(Page transcription dataset items)
::::::::::
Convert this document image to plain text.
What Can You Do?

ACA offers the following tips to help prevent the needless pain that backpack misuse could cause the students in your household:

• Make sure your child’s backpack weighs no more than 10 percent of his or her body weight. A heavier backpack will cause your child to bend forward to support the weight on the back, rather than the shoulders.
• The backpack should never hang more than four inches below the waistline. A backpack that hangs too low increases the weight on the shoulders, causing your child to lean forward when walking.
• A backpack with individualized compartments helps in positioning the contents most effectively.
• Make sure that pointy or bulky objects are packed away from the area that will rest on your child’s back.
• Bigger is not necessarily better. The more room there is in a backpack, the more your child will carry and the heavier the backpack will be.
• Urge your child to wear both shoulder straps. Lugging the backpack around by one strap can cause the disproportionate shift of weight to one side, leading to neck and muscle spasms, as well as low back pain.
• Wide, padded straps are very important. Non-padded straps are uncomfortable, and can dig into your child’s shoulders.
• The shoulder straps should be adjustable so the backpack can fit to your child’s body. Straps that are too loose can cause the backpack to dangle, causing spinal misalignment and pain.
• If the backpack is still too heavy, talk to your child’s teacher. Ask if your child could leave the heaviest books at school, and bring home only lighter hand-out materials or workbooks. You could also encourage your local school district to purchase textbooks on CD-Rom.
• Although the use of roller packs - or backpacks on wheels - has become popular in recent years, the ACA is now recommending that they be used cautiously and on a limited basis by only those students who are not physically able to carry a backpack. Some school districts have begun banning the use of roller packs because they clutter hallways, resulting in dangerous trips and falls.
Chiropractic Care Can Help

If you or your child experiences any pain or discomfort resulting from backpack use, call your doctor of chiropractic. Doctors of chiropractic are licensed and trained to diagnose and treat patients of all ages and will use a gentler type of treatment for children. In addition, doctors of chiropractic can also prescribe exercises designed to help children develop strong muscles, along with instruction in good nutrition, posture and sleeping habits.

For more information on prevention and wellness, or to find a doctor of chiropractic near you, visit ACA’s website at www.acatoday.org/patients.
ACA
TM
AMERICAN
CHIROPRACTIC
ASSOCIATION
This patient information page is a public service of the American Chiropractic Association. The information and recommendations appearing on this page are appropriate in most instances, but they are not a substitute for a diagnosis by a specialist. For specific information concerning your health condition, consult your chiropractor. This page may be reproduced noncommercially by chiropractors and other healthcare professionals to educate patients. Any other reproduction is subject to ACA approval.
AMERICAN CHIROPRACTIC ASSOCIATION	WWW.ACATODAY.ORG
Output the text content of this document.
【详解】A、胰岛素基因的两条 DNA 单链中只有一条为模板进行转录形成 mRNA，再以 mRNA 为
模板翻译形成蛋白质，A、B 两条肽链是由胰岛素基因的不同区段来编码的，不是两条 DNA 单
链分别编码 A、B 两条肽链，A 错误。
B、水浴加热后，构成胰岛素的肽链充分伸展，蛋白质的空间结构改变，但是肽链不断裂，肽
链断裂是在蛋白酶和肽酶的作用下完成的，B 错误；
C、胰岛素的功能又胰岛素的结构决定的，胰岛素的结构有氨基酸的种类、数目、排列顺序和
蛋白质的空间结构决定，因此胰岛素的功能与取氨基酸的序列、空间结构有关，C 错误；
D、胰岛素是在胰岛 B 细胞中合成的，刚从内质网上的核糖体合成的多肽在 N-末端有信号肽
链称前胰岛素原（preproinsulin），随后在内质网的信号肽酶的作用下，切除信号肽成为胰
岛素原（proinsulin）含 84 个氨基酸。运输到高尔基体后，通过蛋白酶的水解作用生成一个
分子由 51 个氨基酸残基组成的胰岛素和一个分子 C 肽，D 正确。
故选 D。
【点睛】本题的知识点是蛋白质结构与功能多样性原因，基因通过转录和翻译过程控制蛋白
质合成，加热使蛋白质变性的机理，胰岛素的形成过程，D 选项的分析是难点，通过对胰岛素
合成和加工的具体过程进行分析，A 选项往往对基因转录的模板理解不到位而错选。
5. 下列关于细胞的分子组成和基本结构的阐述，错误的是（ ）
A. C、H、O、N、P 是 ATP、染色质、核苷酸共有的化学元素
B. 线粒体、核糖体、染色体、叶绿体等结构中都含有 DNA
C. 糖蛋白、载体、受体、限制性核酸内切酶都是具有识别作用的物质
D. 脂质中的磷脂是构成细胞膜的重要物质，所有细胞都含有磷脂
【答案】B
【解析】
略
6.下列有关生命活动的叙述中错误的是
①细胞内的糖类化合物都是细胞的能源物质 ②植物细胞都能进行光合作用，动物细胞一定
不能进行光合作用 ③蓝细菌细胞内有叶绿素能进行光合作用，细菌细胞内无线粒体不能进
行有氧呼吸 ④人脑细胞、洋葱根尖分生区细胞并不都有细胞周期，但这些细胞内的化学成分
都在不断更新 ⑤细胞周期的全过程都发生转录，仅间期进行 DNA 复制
::::::::::
Your goal:
Give back all the records exactly as they stand.

Output for this exercise:
Convert this document image to plain text.
What Can You Do?

ACA offers the following tips to help prevent the needless pain that backpack misuse could cause the students in your household:

• Make sure your child’s backpack weighs no more than 10 percent of his or her body weight. A heavier backpack will cause your child to bend forward to support the weight on the back, rather than the shoulders.
• The backpack should never hang more than four inches below the waistline. A backpack that hangs too low increases the weight on the shoulders, causing your child to lean forward when walking.
• A backpack with individualized compartments helps in positioning the contents most effectively.
• Make sure that pointy or bulky objects are packed away from the area that will rest on your child’s back.
• Bigger is not necessarily better. The more room there is in a backpack, the more your child will carry and the heavier the backpack will be.
• Urge your child to wear both shoulder straps. Lugging the backpack around by one strap can cause the disproportionate shift of weight to one side, leading to neck and muscle spasms, as well as low back pain.
• Wide, padded straps are very important. Non-padded straps are uncomfortable, and can dig into your child’s shoulders.
• The shoulder straps should be adjustable so the backpack can fit to your child’s body. Straps that are too loose can cause the backpack to dangle, causing spinal misalignment and pain.
• If the backpack is still too heavy, talk to your child’s teacher. Ask if your child could leave the heaviest books at school, and bring home only lighter hand-out materials or workbooks. You could also encourage your local school district to purchase textbooks on CD-Rom.
• Although the use of roller packs - or backpacks on wheels - has become popular in recent years, the ACA is now recommending that they be used cautiously and on a limited basis by only those students who are not physically able to carry a backpack. Some school districts have begun banning the use of roller packs because they clutter hallways, resulting in dangerous trips and falls.
Chiropractic Care Can Help

If you or your child experiences any pain or discomfort resulting from backpack use, call your doctor of chiropractic. Doctors of chiropractic are licensed and trained to diagnose and treat patients of all ages and will use a gentler type of treatment for children. In addition, doctors of chiropractic can also prescribe exercises designed to help children develop strong muscles, along with instruction in good nutrition, posture and sleeping habits.

For more information on prevention and wellness, or to find a doctor of chiropractic near you, visit ACA’s website at www.acatoday.org/patients.
ACA
TM
AMERICAN
CHIROPRACTIC
ASSOCIATION
This patient information page is a public service of the American Chiropractic Association. The information and recommendations appearing on this page are appropriate in most instances, but they are not a substitute for a diagnosis by a specialist. For specific information concerning your health condition, consult your chiropractor. This page may be reproduced noncommercially by chiropractors and other healthcare professionals to educate patients. Any other reproduction is subject to ACA approval.
AMERICAN CHIROPRACTIC ASSOCIATION	WWW.ACATODAY.ORG
Output the text content of this document.
【详解】A、胰岛素基因的两条 DNA 单链中只有一条为模板进行转录形成 mRNA，再以 mRNA 为
模板翻译形成蛋白质，A、B 两条肽链是由胰岛素基因的不同区段来编码的，不是两条 DNA 单
链分别编码 A、B 两条肽链，A 错误。
B、水浴加热后，构成胰岛素的肽链充分伸展，蛋白质的空间结构改变，但是肽链不断裂，肽
链断裂是在蛋白酶和肽酶的作用下完成的，B 错误；
C、胰岛素的功能又胰岛素的结构决定的，胰岛素的结构有氨基酸的种类、数目、排列顺序和
蛋白质的空间结构决定，因此胰岛素的功能与取氨基酸的序列、空间结构有关，C 错误；
D、胰岛素是在胰岛 B 细胞中合成的，刚从内质网上的核糖体合成的多肽在 N-末端有信号肽
链称前胰岛素原（preproinsulin），随后在内质网的信号肽酶的作用下，切除信号肽成为胰
岛素原（proinsulin）含 84 个氨基酸。运输到高尔基体后，通过蛋白酶的水解作用生成一个
分子由 51 个氨基酸残基组成的胰岛素和一个分子 C 肽，D 正确。
故选 D。
【点睛】本题的知识点是蛋白质结构与功能多样性原因，基因通过转录和翻译过程控制蛋白
质合成，加热使蛋白质变性的机理，胰岛素的形成过程，D 选项的分析是难点，通过对胰岛素
合成和加工的具体过程进行分析，A 选项往往对基因转录的模板理解不到位而错选。
5. 下列关于细胞的分子组成和基本结构的阐述，错误的是（ ）
A. C、H、O、N、P 是 ATP、染色质、核苷酸共有的化学元素
B. 线粒体、核糖体、染色体、叶绿体等结构中都含有 DNA
C. 糖蛋白、载体、受体、限制性核酸内切酶都是具有识别作用的物质
D. 脂质中的磷脂是构成细胞膜的重要物质，所有细胞都含有磷脂
【答案】B
【解析】
略
6.下列有关生命活动的叙述中错误的是
①细胞内的糖类化合物都是细胞的能源物质 ②植物细胞都能进行光合作用，动物细胞一定
不能进行光合作用 ③蓝细菌细胞内有叶绿素能进行光合作用，细菌细胞内无线粒体不能进
行有氧呼吸 ④人脑细胞、洋葱根尖分生区细胞并不都有细胞周期，但这些细胞内的化学成分
都在不断更新 ⑤细胞周期的全过程都发生转录，仅间期进行 DNA 复制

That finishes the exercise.